Task -> Copy out all the entries exactly.

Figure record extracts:
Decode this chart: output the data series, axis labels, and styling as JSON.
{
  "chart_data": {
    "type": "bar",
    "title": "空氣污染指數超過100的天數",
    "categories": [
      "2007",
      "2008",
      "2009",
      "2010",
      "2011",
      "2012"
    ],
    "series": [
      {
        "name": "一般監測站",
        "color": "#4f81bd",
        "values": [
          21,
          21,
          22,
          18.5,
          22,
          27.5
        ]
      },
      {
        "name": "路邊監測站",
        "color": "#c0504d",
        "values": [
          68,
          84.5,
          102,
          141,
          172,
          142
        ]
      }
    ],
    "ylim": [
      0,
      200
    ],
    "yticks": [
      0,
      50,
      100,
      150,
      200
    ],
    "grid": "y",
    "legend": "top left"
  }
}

Answer to the problem ->
Decode this chart: output the data series, axis labels, and styling as JSON.
{
  "chart_data": {
    "type": "bar",
    "title": "空氣污染指數超過100的天數",
    "categories": [
      "2007",
      "2008",
      "2009",
      "2010",
      "2011",
      "2012"
    ],
    "series": [
      {
        "name": "一般監測站",
        "color": "#4f81bd",
        "values": [
          21,
          21,
          22,
          18.5,
          22,
          27.5
        ]
      },
      {
        "name": "路邊監測站",
        "color": "#c0504d",
        "values": [
          68,
          84.5,
          102,
          141,
          172,
          142
        ]
      }
    ],
    "ylim": [
      0,
      200
    ],
    "yticks": [
      0,
      50,
      100,
      150,
      200
    ],
    "grid": "y",
    "legend": "top left"
  }
}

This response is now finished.